- TASK REQUIREMENTS: Write out again only the lines running from the one that contains "Transcribe the text in this document." to the end of the records below, including both the first and the last.
━━━━━━━━
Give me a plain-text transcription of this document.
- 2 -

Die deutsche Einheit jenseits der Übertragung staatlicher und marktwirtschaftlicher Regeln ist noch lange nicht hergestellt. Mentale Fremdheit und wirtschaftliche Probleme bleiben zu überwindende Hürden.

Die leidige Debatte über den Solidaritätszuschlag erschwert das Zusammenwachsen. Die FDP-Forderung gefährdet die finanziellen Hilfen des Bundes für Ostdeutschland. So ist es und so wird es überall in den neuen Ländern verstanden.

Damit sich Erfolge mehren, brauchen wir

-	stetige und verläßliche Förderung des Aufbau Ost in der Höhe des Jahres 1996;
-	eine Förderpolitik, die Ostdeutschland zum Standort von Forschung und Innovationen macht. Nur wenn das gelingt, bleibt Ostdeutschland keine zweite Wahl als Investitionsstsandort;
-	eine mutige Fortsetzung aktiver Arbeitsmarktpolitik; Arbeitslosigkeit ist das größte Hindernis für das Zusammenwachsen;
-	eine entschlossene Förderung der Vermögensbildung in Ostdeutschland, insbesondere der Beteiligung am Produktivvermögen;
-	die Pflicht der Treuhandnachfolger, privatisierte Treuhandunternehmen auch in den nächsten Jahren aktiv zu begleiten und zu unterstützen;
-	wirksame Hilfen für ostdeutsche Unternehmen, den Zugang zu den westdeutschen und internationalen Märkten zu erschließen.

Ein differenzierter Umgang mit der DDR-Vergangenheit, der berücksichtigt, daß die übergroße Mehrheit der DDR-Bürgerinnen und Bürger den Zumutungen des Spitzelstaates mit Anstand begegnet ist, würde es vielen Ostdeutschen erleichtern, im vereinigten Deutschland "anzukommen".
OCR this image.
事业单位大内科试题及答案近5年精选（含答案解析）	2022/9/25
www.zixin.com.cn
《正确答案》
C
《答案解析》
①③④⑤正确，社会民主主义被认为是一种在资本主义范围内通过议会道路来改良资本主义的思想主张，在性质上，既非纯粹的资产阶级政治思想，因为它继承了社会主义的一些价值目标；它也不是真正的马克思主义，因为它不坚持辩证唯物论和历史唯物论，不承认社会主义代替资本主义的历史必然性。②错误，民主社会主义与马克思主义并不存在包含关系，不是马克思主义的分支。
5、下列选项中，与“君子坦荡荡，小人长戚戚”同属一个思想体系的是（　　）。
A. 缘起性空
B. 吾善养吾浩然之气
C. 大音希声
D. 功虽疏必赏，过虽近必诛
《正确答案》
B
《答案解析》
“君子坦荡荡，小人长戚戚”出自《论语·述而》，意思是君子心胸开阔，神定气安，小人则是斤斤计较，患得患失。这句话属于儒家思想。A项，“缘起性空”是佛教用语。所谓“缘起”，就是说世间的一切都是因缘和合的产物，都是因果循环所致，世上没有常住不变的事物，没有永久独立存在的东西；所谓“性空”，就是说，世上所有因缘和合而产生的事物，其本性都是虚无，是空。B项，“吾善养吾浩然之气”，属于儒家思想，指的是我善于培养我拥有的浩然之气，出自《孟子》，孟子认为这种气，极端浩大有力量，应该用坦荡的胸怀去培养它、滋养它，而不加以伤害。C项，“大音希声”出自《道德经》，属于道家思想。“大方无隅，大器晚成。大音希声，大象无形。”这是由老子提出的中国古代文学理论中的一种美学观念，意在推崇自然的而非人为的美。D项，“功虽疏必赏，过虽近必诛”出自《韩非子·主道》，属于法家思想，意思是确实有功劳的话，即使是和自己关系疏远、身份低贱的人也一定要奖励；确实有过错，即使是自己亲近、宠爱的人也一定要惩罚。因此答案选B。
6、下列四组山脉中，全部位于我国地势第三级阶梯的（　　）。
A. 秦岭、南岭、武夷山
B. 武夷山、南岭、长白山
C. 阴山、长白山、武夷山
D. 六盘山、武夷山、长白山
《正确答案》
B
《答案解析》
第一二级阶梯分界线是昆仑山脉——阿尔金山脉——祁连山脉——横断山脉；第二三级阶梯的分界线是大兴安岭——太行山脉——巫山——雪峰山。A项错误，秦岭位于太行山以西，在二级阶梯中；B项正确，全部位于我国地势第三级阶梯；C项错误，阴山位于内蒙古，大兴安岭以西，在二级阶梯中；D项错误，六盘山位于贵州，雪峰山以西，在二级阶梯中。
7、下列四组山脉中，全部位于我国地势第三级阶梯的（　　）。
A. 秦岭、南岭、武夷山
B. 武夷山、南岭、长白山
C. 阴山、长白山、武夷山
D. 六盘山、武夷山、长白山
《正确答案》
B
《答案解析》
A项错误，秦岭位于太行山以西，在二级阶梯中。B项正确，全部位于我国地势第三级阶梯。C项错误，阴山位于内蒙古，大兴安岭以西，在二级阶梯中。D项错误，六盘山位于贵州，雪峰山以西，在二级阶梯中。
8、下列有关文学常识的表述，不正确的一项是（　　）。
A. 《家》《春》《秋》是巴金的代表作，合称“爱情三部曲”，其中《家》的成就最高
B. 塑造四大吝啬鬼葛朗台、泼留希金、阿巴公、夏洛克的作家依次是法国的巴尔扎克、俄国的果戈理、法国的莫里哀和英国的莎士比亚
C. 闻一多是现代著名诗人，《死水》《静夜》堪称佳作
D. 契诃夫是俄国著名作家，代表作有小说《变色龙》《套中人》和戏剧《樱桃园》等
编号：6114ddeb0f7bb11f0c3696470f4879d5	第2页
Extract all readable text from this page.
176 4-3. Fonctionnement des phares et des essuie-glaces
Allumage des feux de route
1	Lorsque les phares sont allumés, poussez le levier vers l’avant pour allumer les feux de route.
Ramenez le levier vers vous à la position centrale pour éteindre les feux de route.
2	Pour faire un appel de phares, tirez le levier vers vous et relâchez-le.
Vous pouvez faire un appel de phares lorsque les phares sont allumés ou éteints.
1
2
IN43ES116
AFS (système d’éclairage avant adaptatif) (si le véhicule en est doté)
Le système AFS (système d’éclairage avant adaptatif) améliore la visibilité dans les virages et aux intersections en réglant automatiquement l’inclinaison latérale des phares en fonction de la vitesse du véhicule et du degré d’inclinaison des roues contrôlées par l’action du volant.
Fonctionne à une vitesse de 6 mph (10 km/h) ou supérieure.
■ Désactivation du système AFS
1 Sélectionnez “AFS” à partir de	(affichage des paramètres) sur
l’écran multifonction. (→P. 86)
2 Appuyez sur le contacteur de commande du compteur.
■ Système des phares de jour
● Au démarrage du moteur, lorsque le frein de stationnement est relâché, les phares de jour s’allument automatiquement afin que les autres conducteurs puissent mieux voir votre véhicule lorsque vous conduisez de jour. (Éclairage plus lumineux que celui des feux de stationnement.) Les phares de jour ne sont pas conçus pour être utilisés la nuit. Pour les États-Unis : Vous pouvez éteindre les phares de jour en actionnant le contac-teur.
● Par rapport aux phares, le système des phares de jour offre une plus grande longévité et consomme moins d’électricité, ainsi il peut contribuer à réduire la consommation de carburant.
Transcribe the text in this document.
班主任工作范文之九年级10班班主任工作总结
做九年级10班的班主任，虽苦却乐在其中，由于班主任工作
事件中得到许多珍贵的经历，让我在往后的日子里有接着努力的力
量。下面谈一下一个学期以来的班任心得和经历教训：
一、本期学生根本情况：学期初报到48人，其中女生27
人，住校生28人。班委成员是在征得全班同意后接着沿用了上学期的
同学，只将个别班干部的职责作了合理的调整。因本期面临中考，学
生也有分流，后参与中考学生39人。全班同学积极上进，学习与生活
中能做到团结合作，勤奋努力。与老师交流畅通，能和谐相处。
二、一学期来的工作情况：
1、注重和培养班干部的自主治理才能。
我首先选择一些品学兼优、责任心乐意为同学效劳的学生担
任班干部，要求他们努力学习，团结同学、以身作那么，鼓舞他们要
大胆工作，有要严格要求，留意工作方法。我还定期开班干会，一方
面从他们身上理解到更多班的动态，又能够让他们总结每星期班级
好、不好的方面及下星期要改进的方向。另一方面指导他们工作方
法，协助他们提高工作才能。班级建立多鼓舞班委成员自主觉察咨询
━━━━━━━━
- CORRECT RESPONSE:
Transcribe the text in this document.
班主任工作范文之九年级10班班主任工作总结
做九年级10班的班主任，虽苦却乐在其中，由于班主任工作
事件中得到许多珍贵的经历，让我在往后的日子里有接着努力的力
量。下面谈一下一个学期以来的班任心得和经历教训：
一、本期学生根本情况：学期初报到48人，其中女生27
人，住校生28人。班委成员是在征得全班同意后接着沿用了上学期的
同学，只将个别班干部的职责作了合理的调整。因本期面临中考，学
生也有分流，后参与中考学生39人。全班同学积极上进，学习与生活
中能做到团结合作，勤奋努力。与老师交流畅通，能和谐相处。
二、一学期来的工作情况：
1、注重和培养班干部的自主治理才能。
我首先选择一些品学兼优、责任心乐意为同学效劳的学生担
任班干部，要求他们努力学习，团结同学、以身作那么，鼓舞他们要
大胆工作，有要严格要求，留意工作方法。我还定期开班干会，一方
面从他们身上理解到更多班的动态，又能够让他们总结每星期班级
好、不好的方面及下星期要改进的方向。另一方面指导他们工作方
法，协助他们提高工作才能。班级建立多鼓舞班委成员自主觉察咨询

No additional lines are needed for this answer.